• [Stated task] Can you restate the records below word for word?

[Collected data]
::::

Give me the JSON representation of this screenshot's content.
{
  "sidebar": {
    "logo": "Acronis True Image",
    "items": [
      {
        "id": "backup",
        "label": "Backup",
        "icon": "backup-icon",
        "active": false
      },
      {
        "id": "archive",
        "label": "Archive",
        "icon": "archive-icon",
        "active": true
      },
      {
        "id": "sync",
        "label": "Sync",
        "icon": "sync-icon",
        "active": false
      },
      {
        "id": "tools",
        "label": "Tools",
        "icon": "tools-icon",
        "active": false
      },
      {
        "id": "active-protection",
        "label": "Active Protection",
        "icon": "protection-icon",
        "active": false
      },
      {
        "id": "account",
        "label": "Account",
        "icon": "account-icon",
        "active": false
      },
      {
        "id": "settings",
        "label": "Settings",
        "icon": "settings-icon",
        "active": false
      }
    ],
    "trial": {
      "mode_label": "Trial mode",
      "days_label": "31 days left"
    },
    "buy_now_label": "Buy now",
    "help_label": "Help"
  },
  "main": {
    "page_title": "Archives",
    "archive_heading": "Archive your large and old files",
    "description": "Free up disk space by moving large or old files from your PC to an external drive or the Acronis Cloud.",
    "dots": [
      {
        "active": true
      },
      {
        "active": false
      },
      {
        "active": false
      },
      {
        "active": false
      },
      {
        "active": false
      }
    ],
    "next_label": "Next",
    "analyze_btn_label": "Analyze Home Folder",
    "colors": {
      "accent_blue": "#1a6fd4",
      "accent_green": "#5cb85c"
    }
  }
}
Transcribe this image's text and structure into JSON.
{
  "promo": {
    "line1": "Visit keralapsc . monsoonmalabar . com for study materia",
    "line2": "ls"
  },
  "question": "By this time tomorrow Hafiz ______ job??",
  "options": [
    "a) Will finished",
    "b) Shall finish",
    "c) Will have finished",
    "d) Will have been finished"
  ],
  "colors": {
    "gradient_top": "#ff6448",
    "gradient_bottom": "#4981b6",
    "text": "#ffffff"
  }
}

::::

• [Exercise solution]
Give me the JSON representation of this screenshot's content.
{
  "sidebar": {
    "logo": "Acronis True Image",
    "items": [
      {
        "id": "backup",
        "label": "Backup",
        "icon": "backup-icon",
        "active": false
      },
      {
        "id": "archive",
        "label": "Archive",
        "icon": "archive-icon",
        "active": true
      },
      {
        "id": "sync",
        "label": "Sync",
        "icon": "sync-icon",
        "active": false
      },
      {
        "id": "tools",
        "label": "Tools",
        "icon": "tools-icon",
        "active": false
      },
      {
        "id": "active-protection",
        "label": "Active Protection",
        "icon": "protection-icon",
        "active": false
      },
      {
        "id": "account",
        "label": "Account",
        "icon": "account-icon",
        "active": false
      },
      {
        "id": "settings",
        "label": "Settings",
        "icon": "settings-icon",
        "active": false
      }
    ],
    "trial": {
      "mode_label": "Trial mode",
      "days_label": "31 days left"
    },
    "buy_now_label": "Buy now",
    "help_label": "Help"
  },
  "main": {
    "page_title": "Archives",
    "archive_heading": "Archive your large and old files",
    "description": "Free up disk space by moving large or old files from your PC to an external drive or the Acronis Cloud.",
    "dots": [
      {
        "active": true
      },
      {
        "active": false
      },
      {
        "active": false
      },
      {
        "active": false
      },
      {
        "active": false
      }
    ],
    "next_label": "Next",
    "analyze_btn_label": "Analyze Home Folder",
    "colors": {
      "accent_blue": "#1a6fd4",
      "accent_green": "#5cb85c"
    }
  }
}
Transcribe this image's text and structure into JSON.
{
  "promo": {
    "line1": "Visit keralapsc . monsoonmalabar . com for study materia",
    "line2": "ls"
  },
  "question": "By this time tomorrow Hafiz ______ job??",
  "options": [
    "a) Will finished",
    "b) Shall finish",
    "c) Will have finished",
    "d) Will have been finished"
  ],
  "colors": {
    "gradient_top": "#ff6448",
    "gradient_bottom": "#4981b6",
    "text": "#ffffff"
  }
}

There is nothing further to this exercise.